**Dataset records:**
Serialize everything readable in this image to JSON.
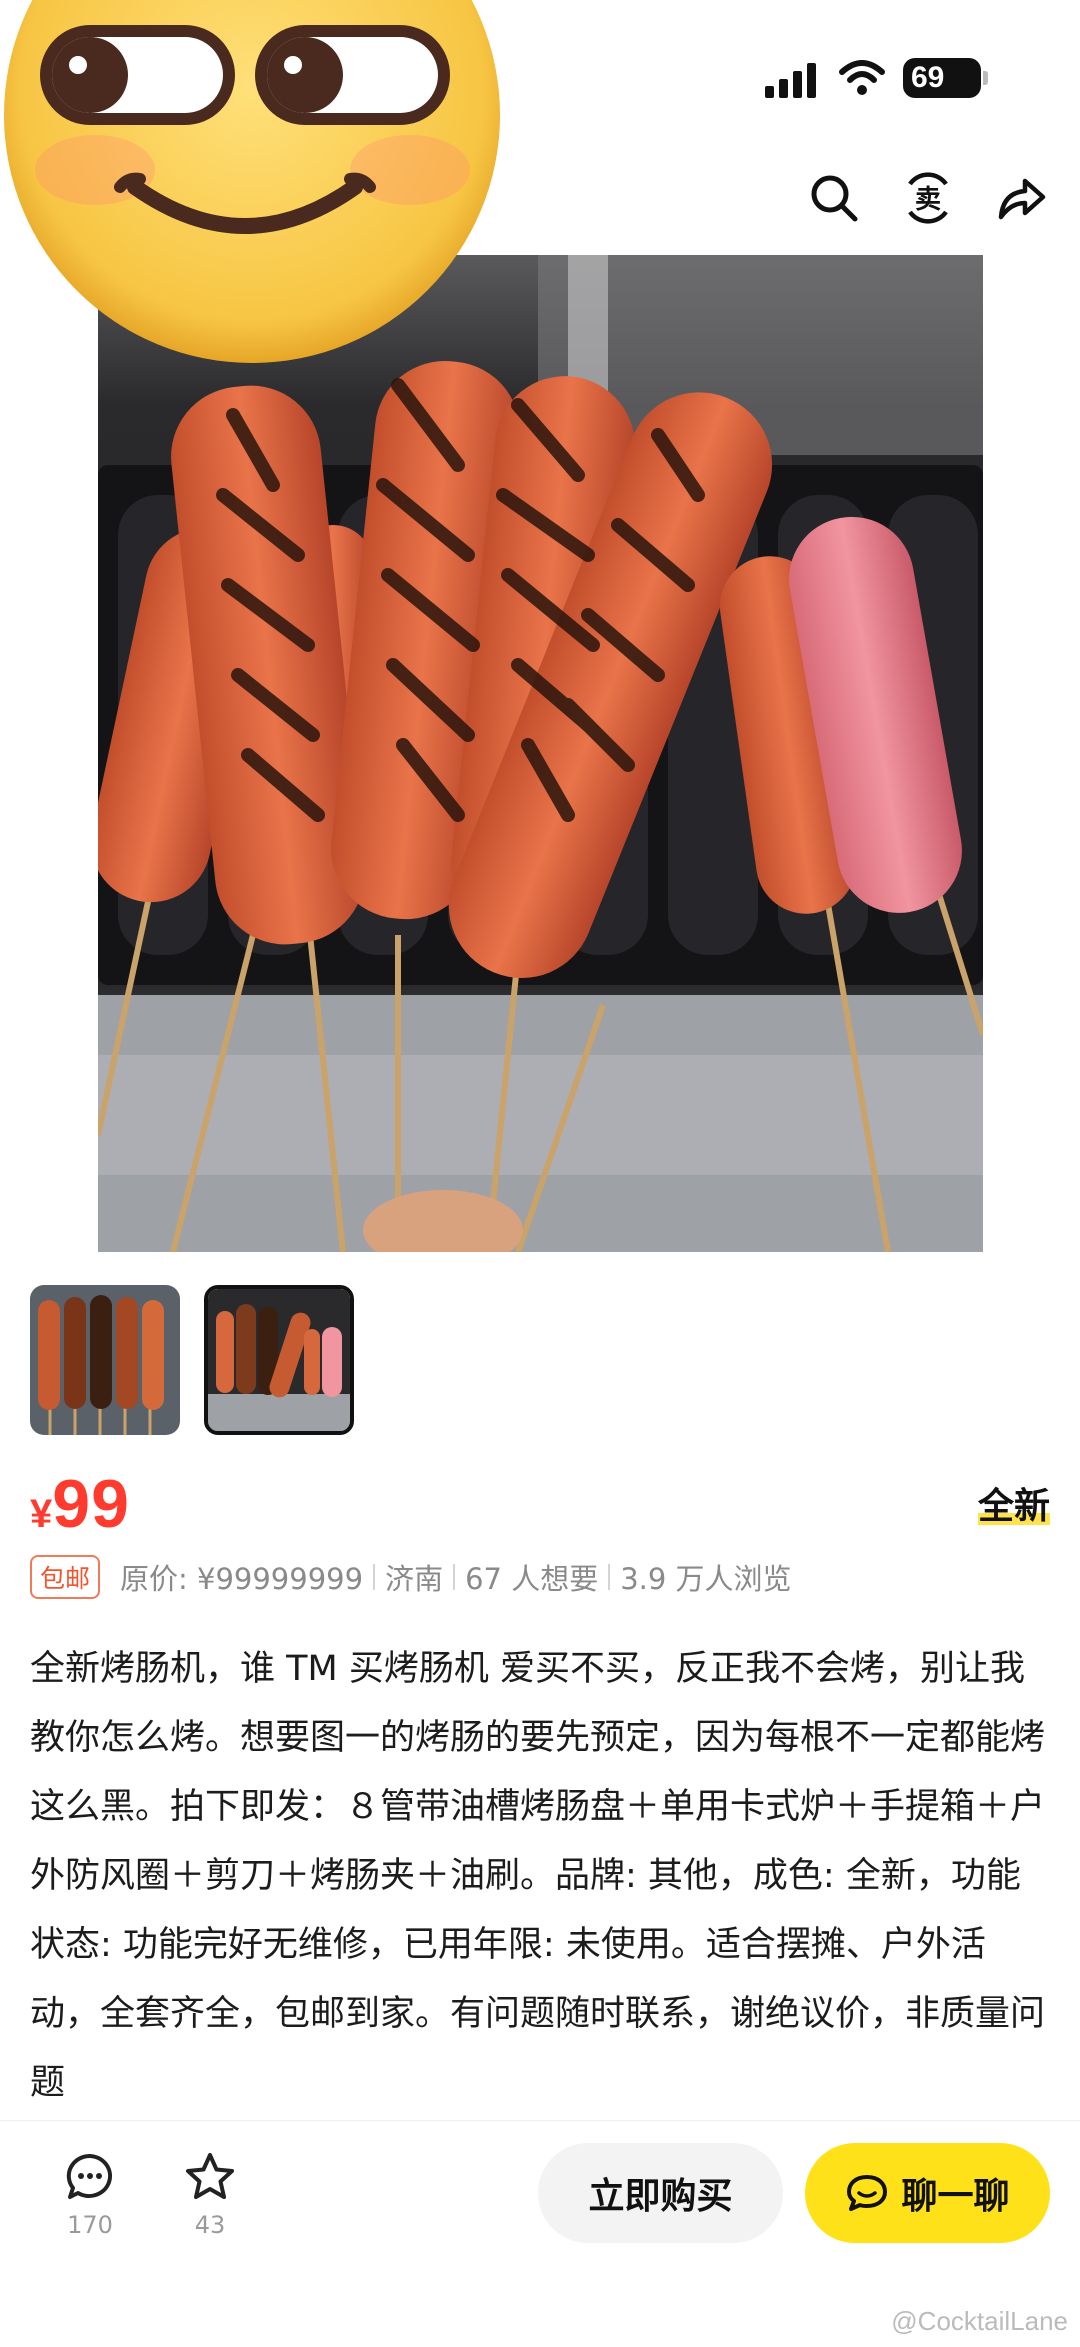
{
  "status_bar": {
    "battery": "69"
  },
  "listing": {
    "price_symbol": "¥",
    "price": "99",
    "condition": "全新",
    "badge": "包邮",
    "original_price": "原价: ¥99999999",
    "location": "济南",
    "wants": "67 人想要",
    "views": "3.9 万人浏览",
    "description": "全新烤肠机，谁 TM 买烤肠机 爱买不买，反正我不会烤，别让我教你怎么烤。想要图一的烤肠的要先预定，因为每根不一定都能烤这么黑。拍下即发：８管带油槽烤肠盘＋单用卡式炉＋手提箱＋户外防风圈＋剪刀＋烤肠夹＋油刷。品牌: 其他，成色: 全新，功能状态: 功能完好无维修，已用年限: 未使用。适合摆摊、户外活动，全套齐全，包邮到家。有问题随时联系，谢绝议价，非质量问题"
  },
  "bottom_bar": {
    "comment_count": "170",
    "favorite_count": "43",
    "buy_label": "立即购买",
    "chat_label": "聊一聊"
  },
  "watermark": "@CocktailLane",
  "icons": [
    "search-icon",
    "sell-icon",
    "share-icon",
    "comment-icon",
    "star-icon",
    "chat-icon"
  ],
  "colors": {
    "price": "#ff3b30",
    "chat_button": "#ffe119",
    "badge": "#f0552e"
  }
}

**The problem:**
Print all of the entries word for word. Skip any images they contain.

**Exercise result:**
Serialize everything readable in this image to JSON.
{
  "status_bar": {
    "battery": "69"
  },
  "listing": {
    "price_symbol": "¥",
    "price": "99",
    "condition": "全新",
    "badge": "包邮",
    "original_price": "原价: ¥99999999",
    "location": "济南",
    "wants": "67 人想要",
    "views": "3.9 万人浏览",
    "description": "全新烤肠机，谁 TM 买烤肠机 爱买不买，反正我不会烤，别让我教你怎么烤。想要图一的烤肠的要先预定，因为每根不一定都能烤这么黑。拍下即发：８管带油槽烤肠盘＋单用卡式炉＋手提箱＋户外防风圈＋剪刀＋烤肠夹＋油刷。品牌: 其他，成色: 全新，功能状态: 功能完好无维修，已用年限: 未使用。适合摆摊、户外活动，全套齐全，包邮到家。有问题随时联系，谢绝议价，非质量问题"
  },
  "bottom_bar": {
    "comment_count": "170",
    "favorite_count": "43",
    "buy_label": "立即购买",
    "chat_label": "聊一聊"
  },
  "watermark": "@CocktailLane",
  "icons": [
    "search-icon",
    "sell-icon",
    "share-icon",
    "comment-icon",
    "star-icon",
    "chat-icon"
  ],
  "colors": {
    "price": "#ff3b30",
    "chat_button": "#ffe119",
    "badge": "#f0552e"
  }
}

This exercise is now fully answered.